**GOAL:** Rewrite the records starting at the very beginning and ending at the line that contains "watermark text: a: [338, 1147, 359, 1188]", replacing "watermark text" with "overlay text" and leaving everything else unchanged.

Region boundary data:
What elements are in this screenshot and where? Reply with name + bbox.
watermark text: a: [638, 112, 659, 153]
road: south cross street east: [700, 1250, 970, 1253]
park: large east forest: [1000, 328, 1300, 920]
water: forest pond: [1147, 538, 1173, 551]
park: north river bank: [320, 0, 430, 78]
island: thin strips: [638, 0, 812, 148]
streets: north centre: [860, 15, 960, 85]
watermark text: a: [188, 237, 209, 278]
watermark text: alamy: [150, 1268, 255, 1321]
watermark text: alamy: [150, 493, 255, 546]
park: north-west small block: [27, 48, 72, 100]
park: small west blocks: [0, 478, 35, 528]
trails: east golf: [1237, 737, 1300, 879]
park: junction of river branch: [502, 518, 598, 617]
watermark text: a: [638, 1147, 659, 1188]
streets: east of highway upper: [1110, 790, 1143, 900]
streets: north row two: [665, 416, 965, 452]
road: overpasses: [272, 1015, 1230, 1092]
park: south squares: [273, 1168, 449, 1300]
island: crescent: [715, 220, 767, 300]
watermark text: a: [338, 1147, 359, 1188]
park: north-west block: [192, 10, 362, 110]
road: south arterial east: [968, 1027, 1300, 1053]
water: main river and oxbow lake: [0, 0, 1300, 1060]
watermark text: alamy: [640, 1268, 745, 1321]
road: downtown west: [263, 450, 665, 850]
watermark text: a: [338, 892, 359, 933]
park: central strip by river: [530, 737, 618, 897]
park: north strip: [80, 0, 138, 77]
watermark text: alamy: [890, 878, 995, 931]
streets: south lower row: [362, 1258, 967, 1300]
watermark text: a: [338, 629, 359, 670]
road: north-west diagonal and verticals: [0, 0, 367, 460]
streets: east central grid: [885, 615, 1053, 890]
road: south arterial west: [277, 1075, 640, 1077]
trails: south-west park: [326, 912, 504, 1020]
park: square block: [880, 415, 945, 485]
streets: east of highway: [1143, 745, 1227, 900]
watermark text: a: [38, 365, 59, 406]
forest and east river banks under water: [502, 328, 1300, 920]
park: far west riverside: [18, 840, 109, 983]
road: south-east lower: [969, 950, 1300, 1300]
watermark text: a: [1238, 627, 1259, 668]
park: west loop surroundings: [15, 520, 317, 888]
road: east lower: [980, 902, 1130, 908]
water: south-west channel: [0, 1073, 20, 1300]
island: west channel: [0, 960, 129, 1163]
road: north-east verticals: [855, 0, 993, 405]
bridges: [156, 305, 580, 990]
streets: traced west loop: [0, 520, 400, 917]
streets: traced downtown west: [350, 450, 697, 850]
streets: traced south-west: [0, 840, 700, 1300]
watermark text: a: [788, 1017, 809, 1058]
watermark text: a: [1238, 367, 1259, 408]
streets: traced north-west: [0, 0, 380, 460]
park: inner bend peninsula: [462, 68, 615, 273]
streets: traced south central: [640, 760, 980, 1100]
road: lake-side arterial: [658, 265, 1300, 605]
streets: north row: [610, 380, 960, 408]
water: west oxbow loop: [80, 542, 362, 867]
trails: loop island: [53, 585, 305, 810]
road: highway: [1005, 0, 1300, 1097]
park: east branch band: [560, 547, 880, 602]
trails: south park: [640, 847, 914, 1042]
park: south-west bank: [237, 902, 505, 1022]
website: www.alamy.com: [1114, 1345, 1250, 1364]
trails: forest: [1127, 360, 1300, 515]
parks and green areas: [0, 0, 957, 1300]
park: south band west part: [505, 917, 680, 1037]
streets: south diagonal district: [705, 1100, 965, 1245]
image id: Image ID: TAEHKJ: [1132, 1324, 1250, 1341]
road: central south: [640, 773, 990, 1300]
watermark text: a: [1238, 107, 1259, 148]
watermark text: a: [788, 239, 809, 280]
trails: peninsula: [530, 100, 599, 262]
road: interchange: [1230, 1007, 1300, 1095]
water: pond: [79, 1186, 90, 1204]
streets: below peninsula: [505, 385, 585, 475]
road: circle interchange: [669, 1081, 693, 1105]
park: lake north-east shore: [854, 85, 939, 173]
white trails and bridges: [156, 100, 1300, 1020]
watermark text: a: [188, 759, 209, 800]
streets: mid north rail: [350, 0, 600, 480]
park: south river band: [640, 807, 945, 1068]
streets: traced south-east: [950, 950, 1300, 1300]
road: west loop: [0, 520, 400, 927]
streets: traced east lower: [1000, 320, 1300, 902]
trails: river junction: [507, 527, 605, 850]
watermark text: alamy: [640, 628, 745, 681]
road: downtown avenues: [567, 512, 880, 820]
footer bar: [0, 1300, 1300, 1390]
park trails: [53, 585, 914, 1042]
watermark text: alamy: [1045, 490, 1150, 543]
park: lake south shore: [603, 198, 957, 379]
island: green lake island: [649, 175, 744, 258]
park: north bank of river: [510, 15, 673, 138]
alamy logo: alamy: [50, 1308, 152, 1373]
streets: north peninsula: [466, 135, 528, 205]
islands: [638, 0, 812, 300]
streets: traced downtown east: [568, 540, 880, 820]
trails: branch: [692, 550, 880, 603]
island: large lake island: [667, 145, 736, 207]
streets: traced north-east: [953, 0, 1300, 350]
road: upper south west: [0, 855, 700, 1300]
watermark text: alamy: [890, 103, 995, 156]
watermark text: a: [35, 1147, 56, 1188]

**WRITTEN RESPONSE:**
What elements are in this screenshot and where? Reply with name + bbox.
overlay text: a: [638, 112, 659, 153]
road: south cross street east: [700, 1250, 970, 1253]
park: large east forest: [1000, 328, 1300, 920]
water: forest pond: [1147, 538, 1173, 551]
park: north river bank: [320, 0, 430, 78]
island: thin strips: [638, 0, 812, 148]
streets: north centre: [860, 15, 960, 85]
overlay text: a: [188, 237, 209, 278]
overlay text: alamy: [150, 1268, 255, 1321]
overlay text: alamy: [150, 493, 255, 546]
park: north-west small block: [27, 48, 72, 100]
park: small west blocks: [0, 478, 35, 528]
trails: east golf: [1237, 737, 1300, 879]
park: junction of river branch: [502, 518, 598, 617]
overlay text: a: [638, 1147, 659, 1188]
streets: east of highway upper: [1110, 790, 1143, 900]
streets: north row two: [665, 416, 965, 452]
road: overpasses: [272, 1015, 1230, 1092]
park: south squares: [273, 1168, 449, 1300]
island: crescent: [715, 220, 767, 300]
overlay text: a: [338, 1147, 359, 1188]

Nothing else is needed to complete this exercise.